Exercise aim: Could you copy every line from the material below in which "сделать" appears?
[start Supplied data]
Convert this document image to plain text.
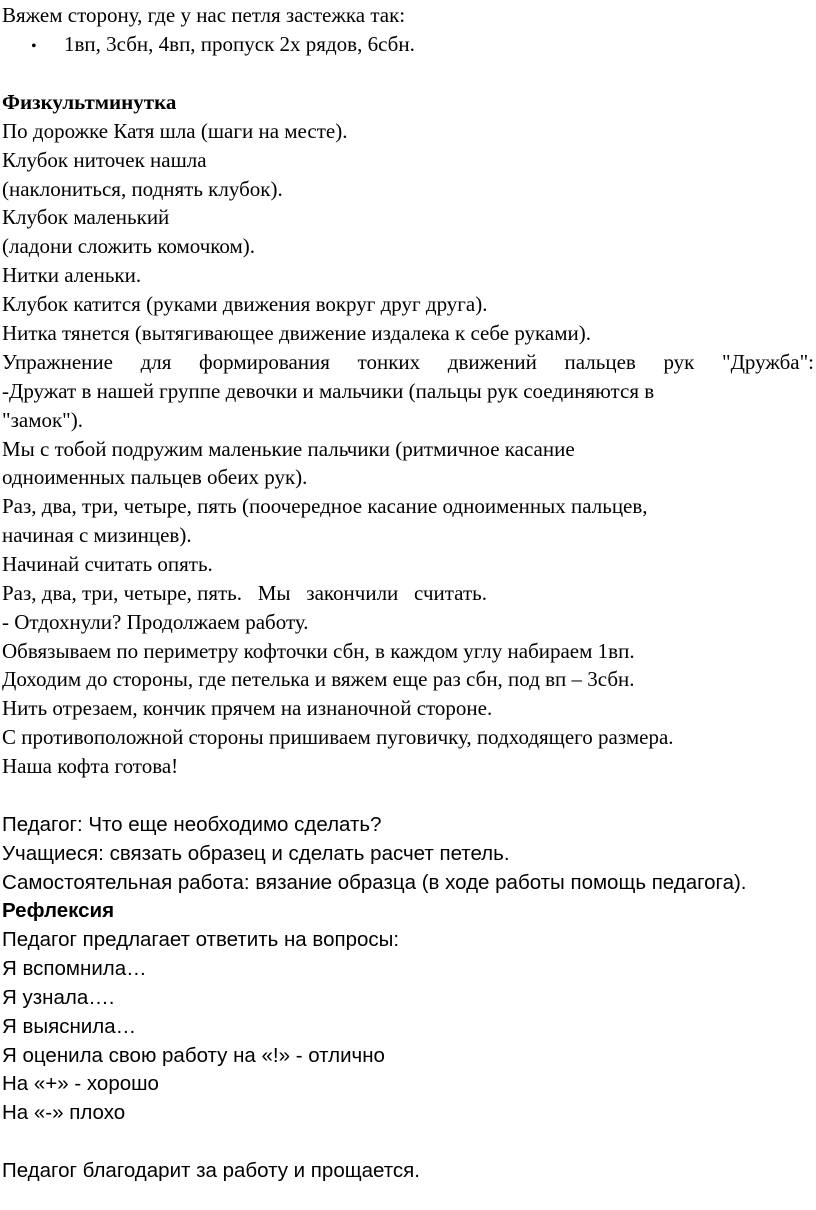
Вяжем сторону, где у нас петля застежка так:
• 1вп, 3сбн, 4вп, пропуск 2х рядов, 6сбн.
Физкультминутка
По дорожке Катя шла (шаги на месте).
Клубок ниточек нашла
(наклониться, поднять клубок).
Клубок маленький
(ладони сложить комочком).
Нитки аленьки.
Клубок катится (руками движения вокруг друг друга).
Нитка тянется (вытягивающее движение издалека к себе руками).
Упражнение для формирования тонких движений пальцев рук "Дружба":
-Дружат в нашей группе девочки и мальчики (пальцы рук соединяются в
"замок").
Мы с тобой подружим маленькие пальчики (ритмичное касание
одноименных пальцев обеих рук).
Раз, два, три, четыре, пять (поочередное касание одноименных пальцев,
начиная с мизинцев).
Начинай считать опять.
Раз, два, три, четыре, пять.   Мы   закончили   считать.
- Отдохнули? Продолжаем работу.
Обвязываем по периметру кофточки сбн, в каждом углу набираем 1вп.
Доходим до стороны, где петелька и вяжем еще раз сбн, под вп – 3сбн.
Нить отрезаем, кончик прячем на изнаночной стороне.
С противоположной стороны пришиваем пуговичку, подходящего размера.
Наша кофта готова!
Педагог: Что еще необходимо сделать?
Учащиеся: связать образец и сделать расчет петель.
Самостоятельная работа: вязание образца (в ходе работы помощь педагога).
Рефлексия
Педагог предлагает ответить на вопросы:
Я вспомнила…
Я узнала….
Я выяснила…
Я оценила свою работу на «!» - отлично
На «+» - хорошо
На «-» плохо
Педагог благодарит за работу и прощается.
[end Supplied data]
Result below:
Педагог: Что еще необходимо сделать?
Учащиеся: связать образец и сделать расчет петель.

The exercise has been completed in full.